(WHAT TO DO)
Quote all of the data exactly as given. Skip every picture it contains.
* START MATERIALS PROVIDED *
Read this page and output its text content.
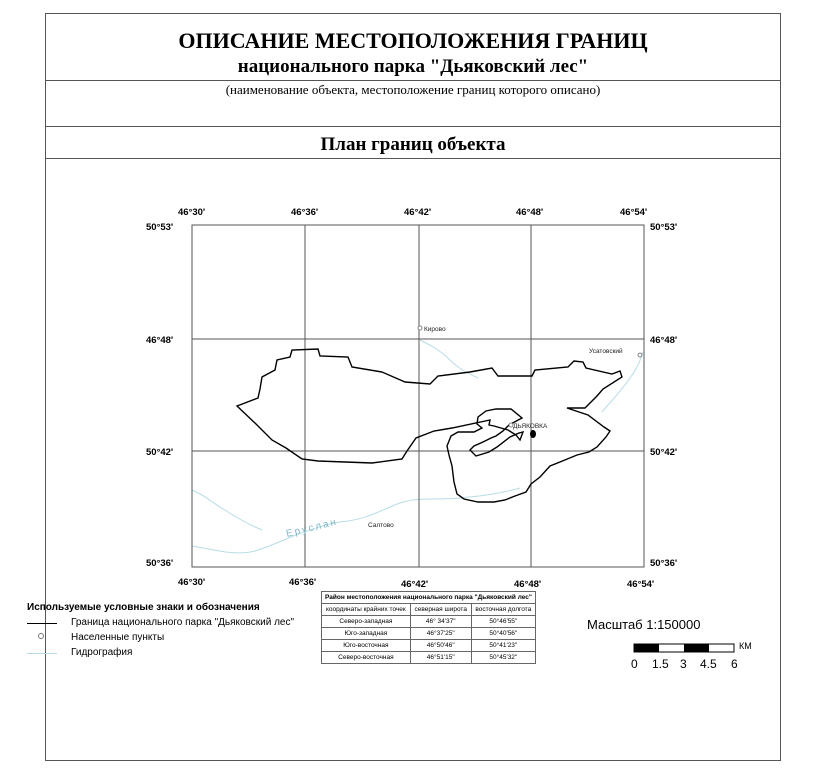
ОПИСАНИЕ МЕСТОПОЛОЖЕНИЯ ГРАНИЦ
национального парка "Дьяковский лес"
(наименование объекта, местоположение границ которого описано)
План границ объекта
46°30'	46°36'	46°42'	46°48'	46°54'
46°30'	46°36'	46°42'	46°48'	46°54'
50°53'
46°48'
50°42'
50°36'
50°53'
46°48'
50°42'
50°36'
Кирово
Усатовский
ДЬЯКОВКА
Салтово
Еруслан
Используемые условные знаки и обозначения
Граница национального парка "Дьяковский лес"
Населенные пункты
Гидрография
Район местоположения национального парка "Дьяковский лес"		
координаты крайних точек	северная широта	восточная долгота
Северо-западная	46° 34'37"	50°46'55"
Юго-западная	46°37'25"	50°40'56"
Юго-восточная	46°50'46"	50°41'23"
Северо-восточная	46°51'15"	50°45'32"
Масштаб 1:150000
КМ
0 1.5 3 4.5 6
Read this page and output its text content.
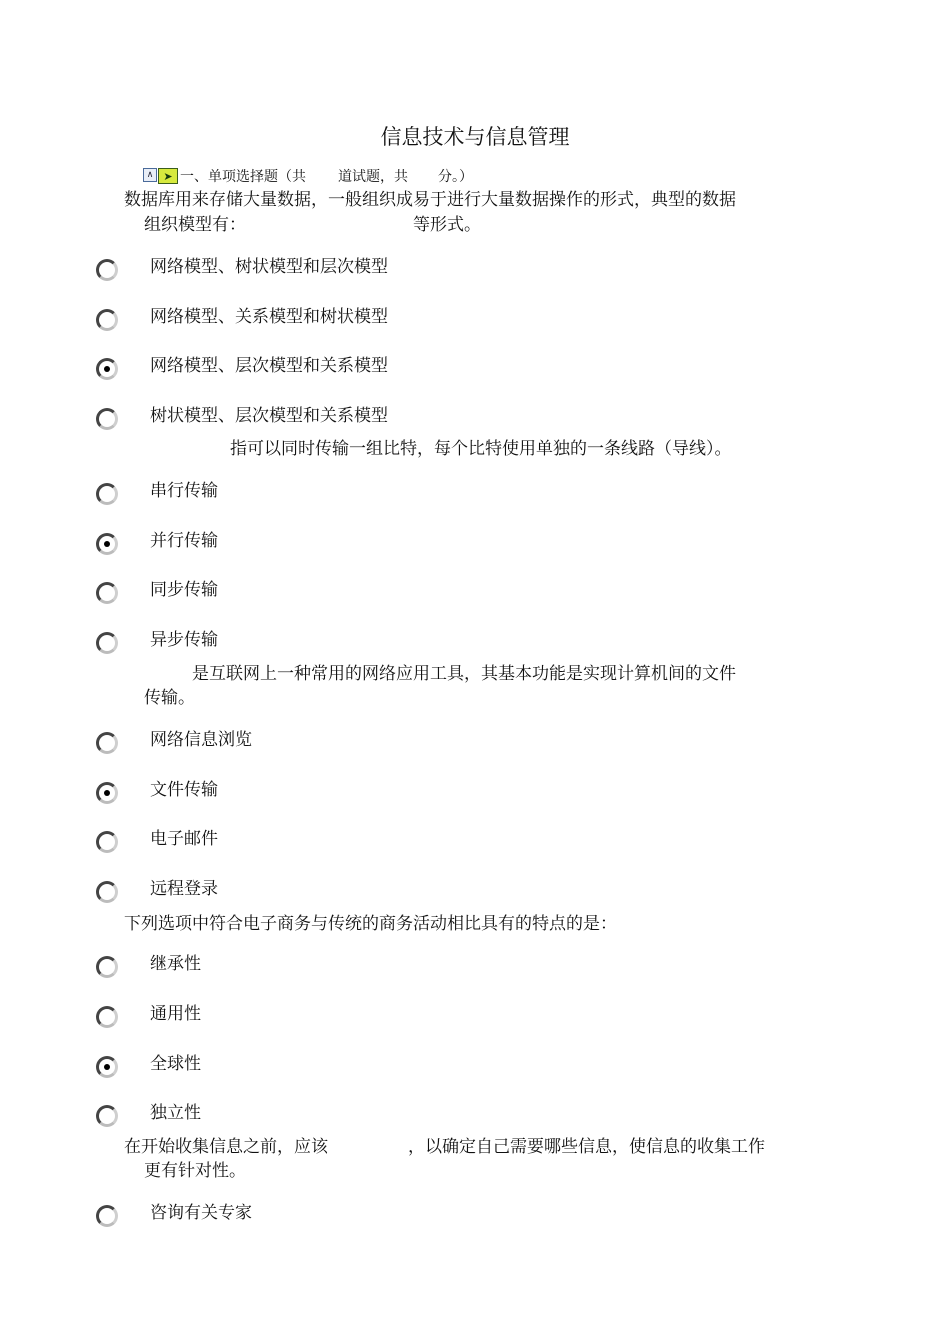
信息技术与信息管理
∧ ➤ 一、单项选择题（共 道试题，共 分。）
数据库用来存储大量数据，一般组织成易于进行大量数据操作的形式，典型的数据
组织模型有：	等形式。
网络模型、树状模型和层次模型
网络模型、关系模型和树状模型
网络模型、层次模型和关系模型
树状模型、层次模型和关系模型
指可以同时传输一组比特，每个比特使用单独的一条线路（导线）。
串行传输
并行传输
同步传输
异步传输
是互联网上一种常用的网络应用工具，其基本功能是实现计算机间的文件
传输。
网络信息浏览
文件传输
电子邮件
远程登录
下列选项中符合电子商务与传统的商务活动相比具有的特点的是：
继承性
通用性
全球性
独立性
在开始收集信息之前，应该	，以确定自己需要哪些信息，使信息的收集工作
更有针对性。
咨询有关专家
* END MATERIALS PROVIDED *
(SOLUTION BELOW)
Read this page and output its text content.
ОПИСАНИЕ МЕСТОПОЛОЖЕНИЯ ГРАНИЦ
национального парка "Дьяковский лес"
(наименование объекта, местоположение границ которого описано)
План границ объекта
46°30'	46°36'	46°42'	46°48'	46°54'
46°30'	46°36'	46°42'	46°48'	46°54'
50°53'
46°48'
50°42'
50°36'
50°53'
46°48'
50°42'
50°36'
Кирово
Усатовский
ДЬЯКОВКА
Салтово
Еруслан
Используемые условные знаки и обозначения
Граница национального парка "Дьяковский лес"
Населенные пункты
Гидрография
Район местоположения национального парка "Дьяковский лес"		
координаты крайних точек	северная широта	восточная долгота
Северо-западная	46° 34'37"	50°46'55"
Юго-западная	46°37'25"	50°40'56"
Юго-восточная	46°50'46"	50°41'23"
Северо-восточная	46°51'15"	50°45'32"
Масштаб 1:150000
КМ
0 1.5 3 4.5 6
Read this page and output its text content.
信息技术与信息管理
∧ ➤ 一、单项选择题（共 道试题，共 分。）
数据库用来存储大量数据，一般组织成易于进行大量数据操作的形式，典型的数据
组织模型有：	等形式。
网络模型、树状模型和层次模型
网络模型、关系模型和树状模型
网络模型、层次模型和关系模型
树状模型、层次模型和关系模型
指可以同时传输一组比特，每个比特使用单独的一条线路（导线）。
串行传输
并行传输
同步传输
异步传输
是互联网上一种常用的网络应用工具，其基本功能是实现计算机间的文件
传输。
网络信息浏览
文件传输
电子邮件
远程登录
下列选项中符合电子商务与传统的商务活动相比具有的特点的是：
继承性
通用性
全球性
独立性
在开始收集信息之前，应该	，以确定自己需要哪些信息，使信息的收集工作
更有针对性。
咨询有关专家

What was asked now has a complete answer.